[start ENTRIES PROVIDED]

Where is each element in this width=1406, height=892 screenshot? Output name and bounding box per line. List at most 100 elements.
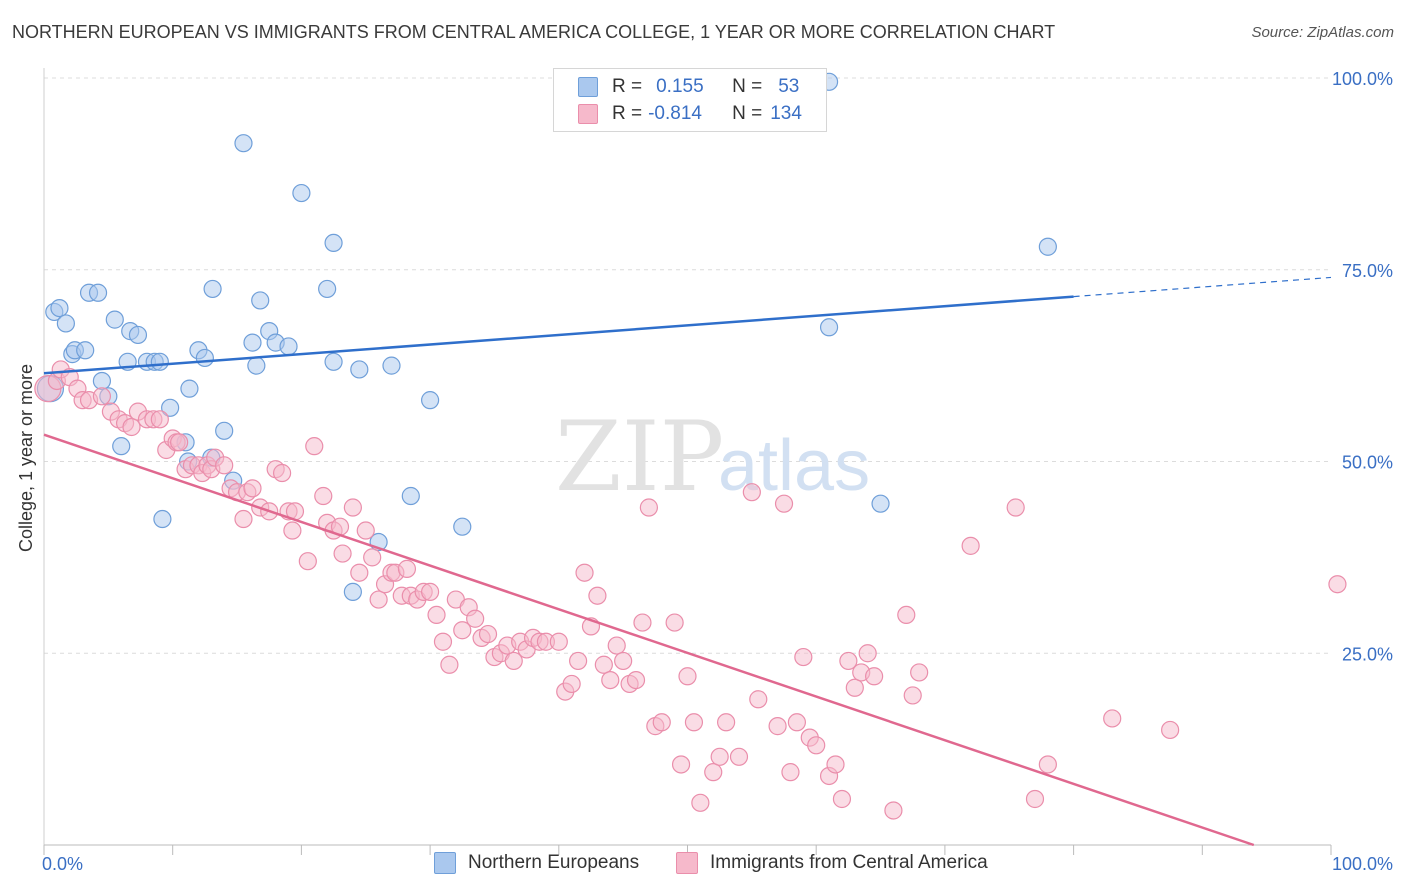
data-point bbox=[607, 636, 626, 655]
watermark-zip: ZIP bbox=[555, 401, 724, 513]
n-label: N = bbox=[732, 103, 763, 124]
data-point bbox=[272, 463, 292, 483]
data-point bbox=[575, 563, 594, 582]
series-northern-europeans bbox=[36, 72, 1057, 601]
data-point bbox=[614, 651, 633, 671]
data-point bbox=[1328, 575, 1347, 594]
stats-legend-row-blue: R = 0.155 N = 53 bbox=[578, 75, 799, 99]
data-point bbox=[243, 333, 262, 352]
n-value: 134 bbox=[770, 103, 802, 124]
legend-label: Immigrants from Central America bbox=[710, 852, 988, 873]
data-point bbox=[794, 647, 813, 667]
data-point bbox=[562, 674, 581, 694]
n-value: 53 bbox=[778, 76, 800, 97]
data-point bbox=[298, 552, 317, 571]
data-point bbox=[105, 310, 124, 329]
data-point bbox=[910, 663, 929, 682]
data-point bbox=[215, 456, 234, 475]
n-label: N = bbox=[732, 76, 763, 97]
tick-labels: 25.0% 50.0% 75.0% 100.0% 0.0% 100.0% bbox=[42, 69, 1393, 874]
data-point bbox=[742, 483, 761, 502]
data-point bbox=[639, 498, 658, 517]
r-value: 0.155 bbox=[656, 76, 704, 97]
data-point bbox=[807, 736, 826, 755]
data-point bbox=[401, 486, 420, 506]
data-point bbox=[832, 789, 852, 809]
data-point bbox=[1006, 498, 1025, 517]
data-point bbox=[671, 755, 691, 774]
data-point bbox=[768, 717, 787, 736]
data-point bbox=[626, 670, 646, 690]
legend-label: Northern Europeans bbox=[468, 852, 640, 873]
data-point bbox=[421, 391, 440, 410]
data-point bbox=[243, 479, 262, 498]
data-point bbox=[691, 793, 710, 812]
data-point bbox=[76, 341, 95, 360]
data-point bbox=[588, 586, 607, 605]
data-point bbox=[549, 632, 568, 651]
data-point bbox=[427, 605, 446, 625]
data-point bbox=[884, 801, 903, 820]
data-point bbox=[504, 651, 523, 671]
data-point bbox=[839, 651, 858, 671]
y-tick-label-2: 75.0% bbox=[1342, 261, 1393, 281]
data-point bbox=[440, 655, 459, 674]
legend-item-northern-europeans: Northern Europeans bbox=[434, 852, 639, 874]
data-point bbox=[781, 763, 800, 782]
data-point bbox=[453, 621, 472, 640]
trend-line-immigrants-central-america bbox=[43, 433, 1255, 847]
data-point bbox=[845, 678, 864, 697]
data-point bbox=[234, 134, 253, 153]
data-point bbox=[318, 279, 337, 299]
data-point bbox=[1103, 709, 1122, 728]
data-point bbox=[397, 559, 417, 578]
data-point bbox=[180, 379, 199, 398]
data-point bbox=[56, 314, 75, 333]
data-point bbox=[247, 356, 266, 375]
data-point bbox=[684, 713, 704, 732]
data-point bbox=[195, 348, 214, 368]
data-point bbox=[343, 582, 362, 601]
data-point bbox=[594, 655, 613, 674]
blue-swatch bbox=[578, 77, 598, 97]
data-point bbox=[865, 667, 884, 686]
data-point bbox=[251, 291, 270, 310]
data-point bbox=[150, 352, 169, 371]
y-tick-label-0: 25.0% bbox=[1342, 644, 1393, 664]
data-point bbox=[729, 747, 749, 766]
x-tick-label-0: 0.0% bbox=[42, 854, 83, 874]
data-point bbox=[466, 609, 485, 628]
data-point bbox=[433, 632, 453, 651]
data-point bbox=[1038, 755, 1057, 774]
data-point bbox=[678, 667, 697, 686]
data-point bbox=[665, 613, 684, 632]
data-point bbox=[215, 421, 234, 440]
data-point bbox=[170, 433, 189, 452]
series-legend: Northern Europeans Immigrants from Centr… bbox=[0, 852, 1406, 876]
r-value: -0.814 bbox=[648, 103, 702, 124]
data-point bbox=[601, 670, 620, 690]
x-tick-label-1: 100.0% bbox=[1332, 854, 1393, 874]
stats-legend: R = 0.155 N = 53 R = -0.814 N = 134 bbox=[553, 68, 827, 132]
legend-swatch-pink bbox=[676, 852, 698, 874]
watermark-atlas: atlas bbox=[718, 426, 870, 506]
r-label: R = bbox=[612, 76, 643, 97]
data-point bbox=[333, 544, 352, 563]
data-point bbox=[283, 521, 302, 540]
data-point bbox=[112, 437, 131, 456]
y-tick-label-3: 100.0% bbox=[1332, 69, 1393, 89]
data-point bbox=[897, 605, 916, 625]
data-point bbox=[279, 337, 298, 356]
data-point bbox=[153, 509, 172, 529]
data-point bbox=[343, 498, 362, 517]
data-point bbox=[819, 318, 839, 337]
data-point bbox=[324, 352, 343, 371]
stats-legend-row-pink: R = -0.814 N = 134 bbox=[578, 102, 802, 126]
y-tick-label-1: 50.0% bbox=[1342, 453, 1393, 473]
data-point bbox=[150, 410, 169, 429]
data-point bbox=[161, 398, 180, 417]
data-point bbox=[128, 325, 148, 345]
data-point bbox=[710, 747, 729, 766]
data-point bbox=[350, 360, 369, 379]
data-point bbox=[871, 494, 890, 513]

[end ENTRIES PROVIDED]

» **SHORT EXERCISE**:
Repeat everything in the listing above from the line containing "data-point bbox=[607, 636, 626, 655]" down to the line containing "data-point bbox=[401, 486, 420, 506]", including both of those lines.

» **TASK OUTPUT**:
data-point bbox=[607, 636, 626, 655]
watermark-zip: ZIP bbox=[555, 401, 724, 513]
n-label: N = bbox=[732, 103, 763, 124]
data-point bbox=[272, 463, 292, 483]
data-point bbox=[575, 563, 594, 582]
series-northern-europeans bbox=[36, 72, 1057, 601]
data-point bbox=[614, 651, 633, 671]
data-point bbox=[1328, 575, 1347, 594]
stats-legend-row-blue: R = 0.155 N = 53 bbox=[578, 75, 799, 99]
data-point bbox=[243, 333, 262, 352]
n-value: 134 bbox=[770, 103, 802, 124]
legend-label: Immigrants from Central America bbox=[710, 852, 988, 873]
data-point bbox=[794, 647, 813, 667]
data-point bbox=[562, 674, 581, 694]
n-value: 53 bbox=[778, 76, 800, 97]
data-point bbox=[298, 552, 317, 571]
data-point bbox=[105, 310, 124, 329]
data-point bbox=[910, 663, 929, 682]
data-point bbox=[215, 456, 234, 475]
n-label: N = bbox=[732, 76, 763, 97]
tick-labels: 25.0% 50.0% 75.0% 100.0% 0.0% 100.0% bbox=[42, 69, 1393, 874]
data-point bbox=[742, 483, 761, 502]
data-point bbox=[639, 498, 658, 517]
r-value: 0.155 bbox=[656, 76, 704, 97]
data-point bbox=[807, 736, 826, 755]
data-point bbox=[401, 486, 420, 506]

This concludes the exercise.